>> Begin Material shown
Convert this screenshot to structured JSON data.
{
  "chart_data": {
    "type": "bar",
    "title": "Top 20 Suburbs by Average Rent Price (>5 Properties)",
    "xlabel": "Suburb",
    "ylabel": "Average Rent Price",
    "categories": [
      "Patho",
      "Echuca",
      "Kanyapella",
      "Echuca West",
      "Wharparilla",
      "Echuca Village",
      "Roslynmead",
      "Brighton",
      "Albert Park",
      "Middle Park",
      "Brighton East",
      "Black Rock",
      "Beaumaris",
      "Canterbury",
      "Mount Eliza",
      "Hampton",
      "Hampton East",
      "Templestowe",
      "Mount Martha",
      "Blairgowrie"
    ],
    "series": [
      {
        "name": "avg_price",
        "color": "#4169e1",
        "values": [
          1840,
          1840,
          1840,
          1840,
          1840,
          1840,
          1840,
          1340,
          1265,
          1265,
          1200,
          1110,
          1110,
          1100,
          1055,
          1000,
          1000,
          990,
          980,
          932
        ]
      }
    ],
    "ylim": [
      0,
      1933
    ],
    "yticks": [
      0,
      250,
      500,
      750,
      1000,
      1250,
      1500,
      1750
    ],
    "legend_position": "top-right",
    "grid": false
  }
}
>> End Material shown
_What to work on_
All lines in the data that contain the word "Rent" should be copied.

_Response to the task_
    "title": "Top 20 Suburbs by Average Rent Price (>5 Properties)",
    "ylabel": "Average Rent Price",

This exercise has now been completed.